- Task requirements -
Copy every record below exactly as written, but leave out the pictures.

▬▬▬

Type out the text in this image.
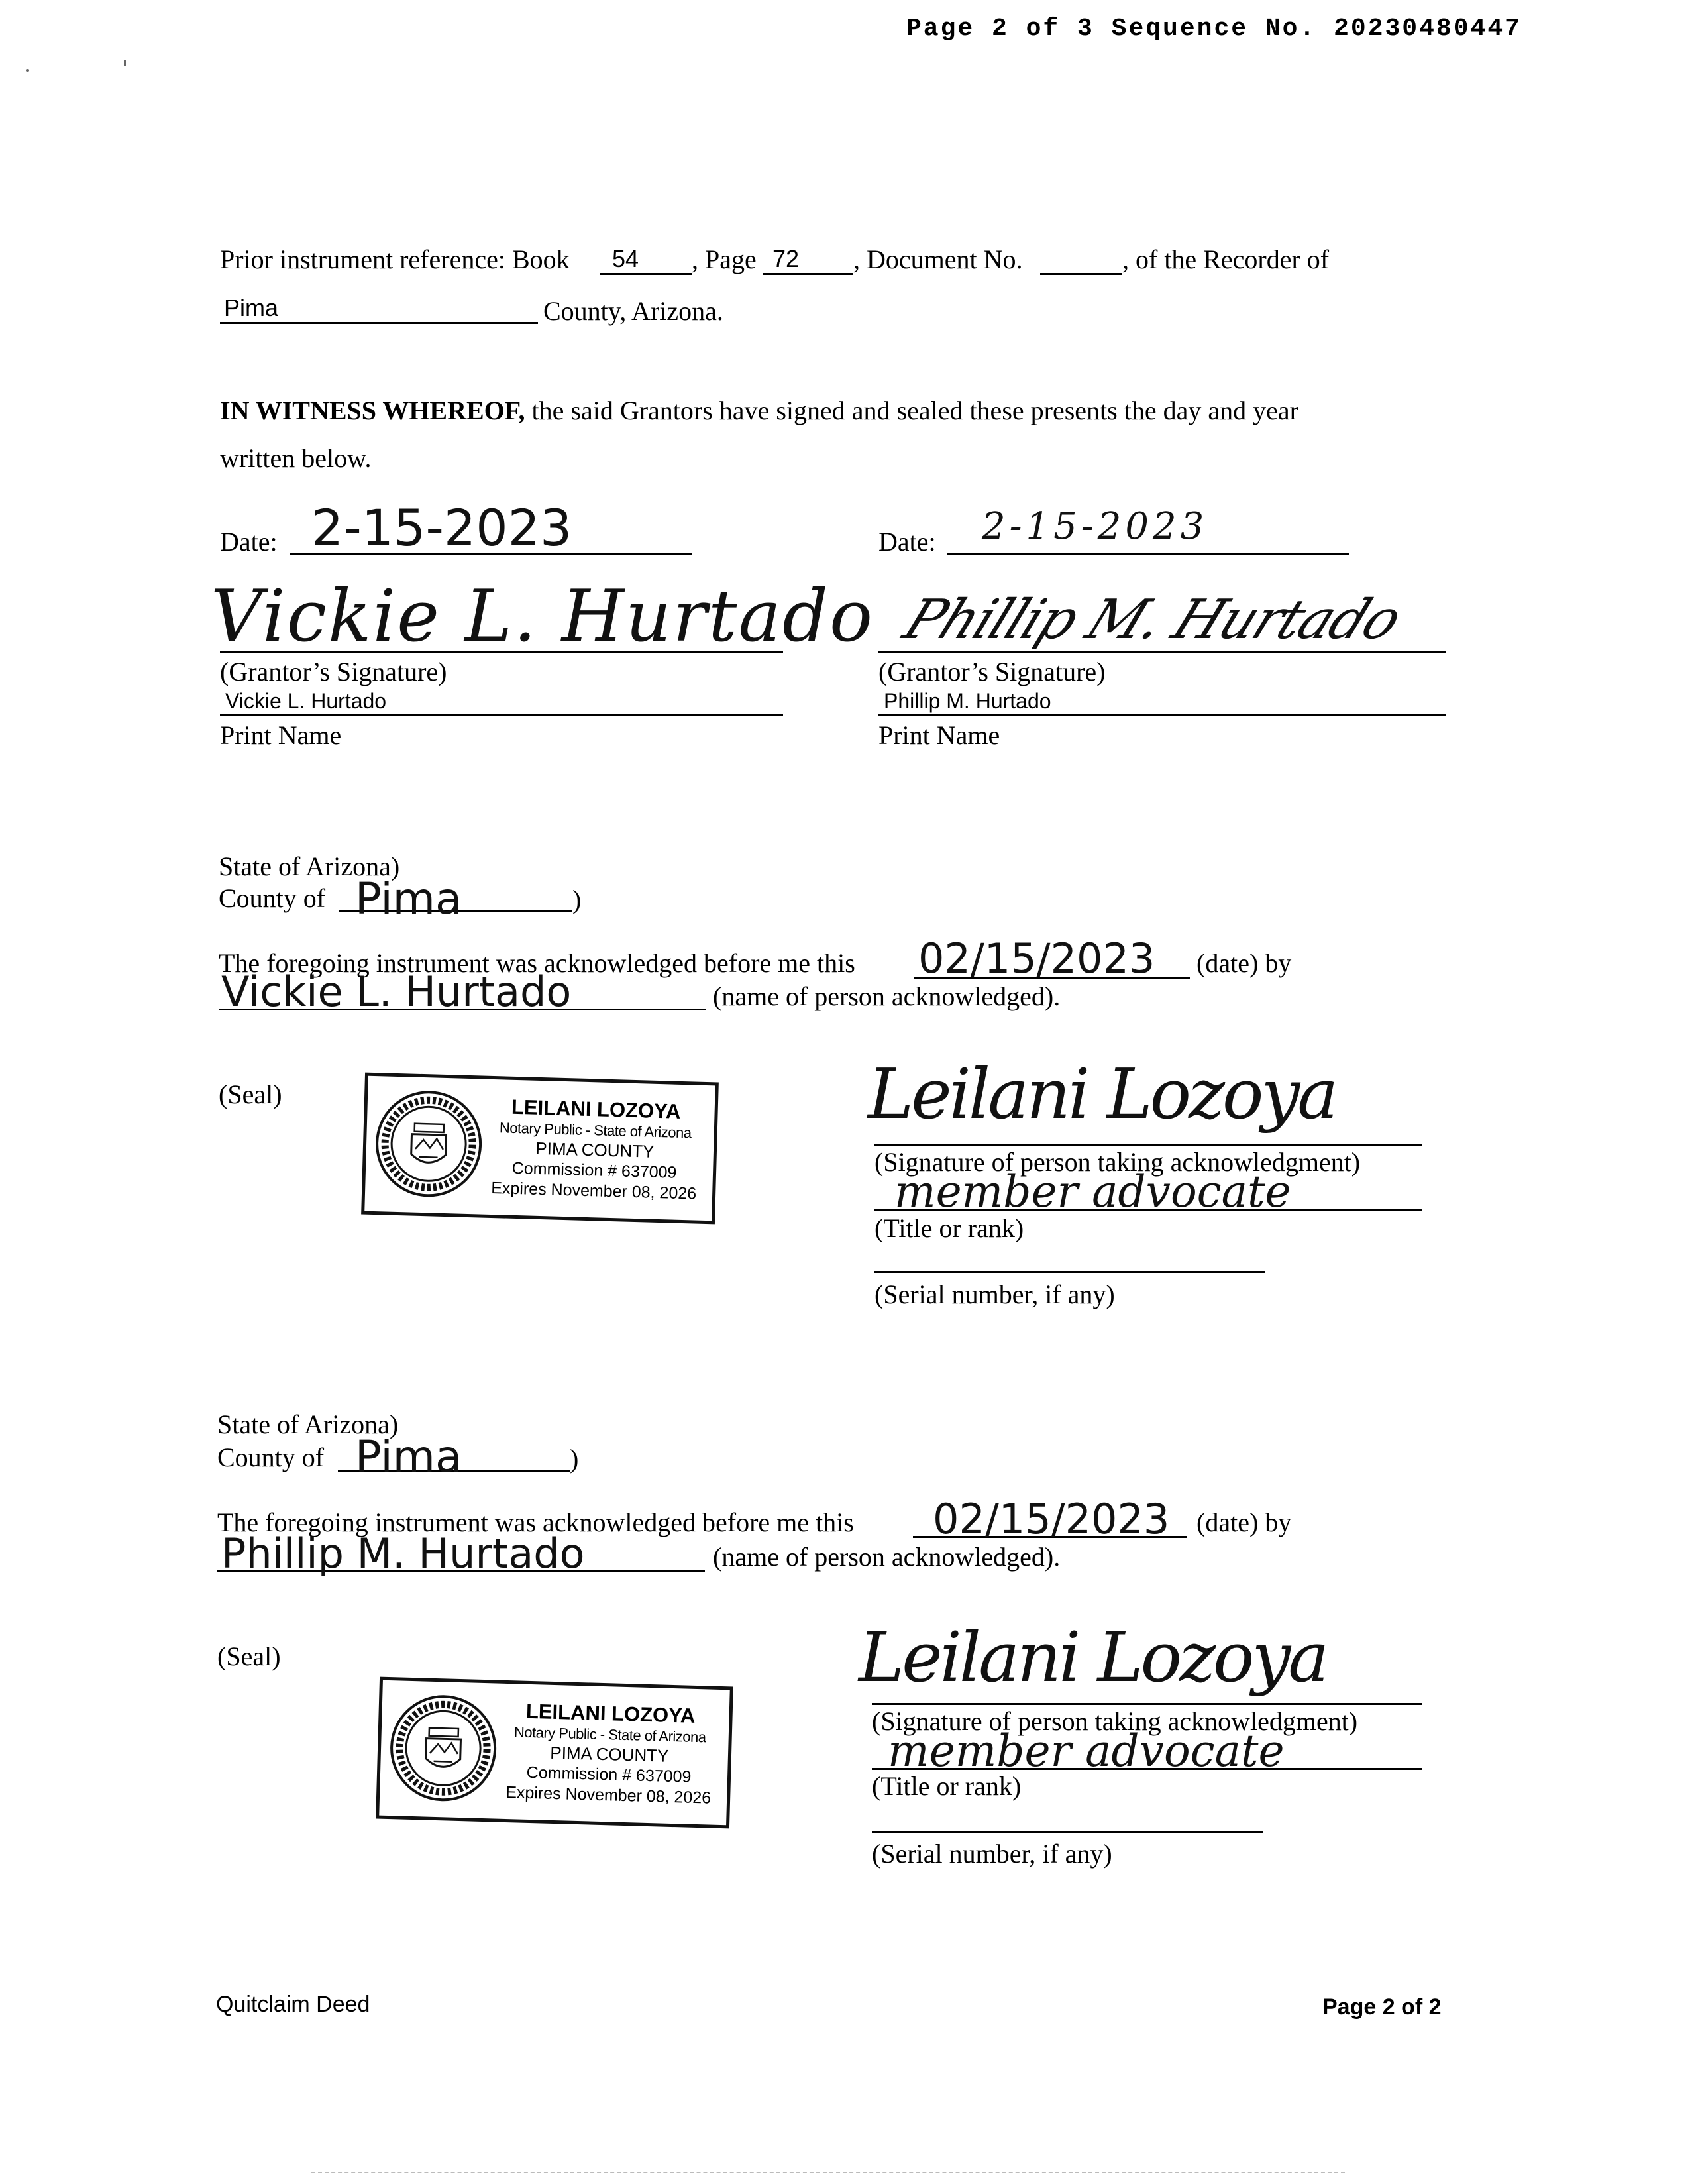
Page 2 of 3 Sequence No. 20230480447
Prior instrument reference: Book 54 , Page 72 , Document No.	, of the Recorder of
Pima	County, Arizona.
IN WITNESS WHEREOF, the said Grantors have signed and sealed these presents the day and year
written below.
Date: 2-15-2023
Vickie L. Hurtado
(Grantor’s Signature)
Vickie L. Hurtado
Print Name
Date: 2-15-2023
Phillip M. Hurtado
(Grantor’s Signature)
Phillip M. Hurtado
Print Name
State of Arizona)
County of Pima	)
The foregoing instrument was acknowledged before me this 02/15/2023 (date) by
Vickie L. Hurtado	(name of person acknowledged).
(Seal)	LEILANI LOZOYA
Notary Public - State of Arizona
PIMA COUNTY
Commission # 637009
Expires November 08, 2026
Leilani Lozoya
(Signature of person taking acknowledgment)
member advocate
(Title or rank)
(Serial number, if any)
State of Arizona)
County of Pima	)
The foregoing instrument was acknowledged before me this 02/15/2023 (date) by
Phillip M. Hurtado	(name of person acknowledged).
(Seal)
LEILANI LOZOYA
Notary Public - State of Arizona
PIMA COUNTY
Commission # 637009
Expires November 08, 2026
Leilani Lozoya
(Signature of person taking acknowledgment)
member advocate
(Title or rank)
(Serial number, if any)
Quitclaim Deed	Page 2 of 2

▬▬▬

- Correct response -
Type out the text in this image.
Page 2 of 3 Sequence No. 20230480447
Prior instrument reference: Book 54 , Page 72 , Document No.	, of the Recorder of
Pima	County, Arizona.
IN WITNESS WHEREOF, the said Grantors have signed and sealed these presents the day and year
written below.
Date: 2-15-2023
Vickie L. Hurtado
(Grantor’s Signature)
Vickie L. Hurtado
Print Name
Date: 2-15-2023
Phillip M. Hurtado
(Grantor’s Signature)
Phillip M. Hurtado
Print Name
State of Arizona)
County of Pima	)
The foregoing instrument was acknowledged before me this 02/15/2023 (date) by
Vickie L. Hurtado	(name of person acknowledged).
(Seal)	LEILANI LOZOYA
Notary Public - State of Arizona
PIMA COUNTY
Commission # 637009
Expires November 08, 2026
Leilani Lozoya
(Signature of person taking acknowledgment)
member advocate
(Title or rank)
(Serial number, if any)
State of Arizona)
County of Pima	)
The foregoing instrument was acknowledged before me this 02/15/2023 (date) by
Phillip M. Hurtado	(name of person acknowledged).
(Seal)
LEILANI LOZOYA
Notary Public - State of Arizona
PIMA COUNTY
Commission # 637009
Expires November 08, 2026
Leilani Lozoya
(Signature of person taking acknowledgment)
member advocate
(Title or rank)
(Serial number, if any)
Quitclaim Deed	Page 2 of 2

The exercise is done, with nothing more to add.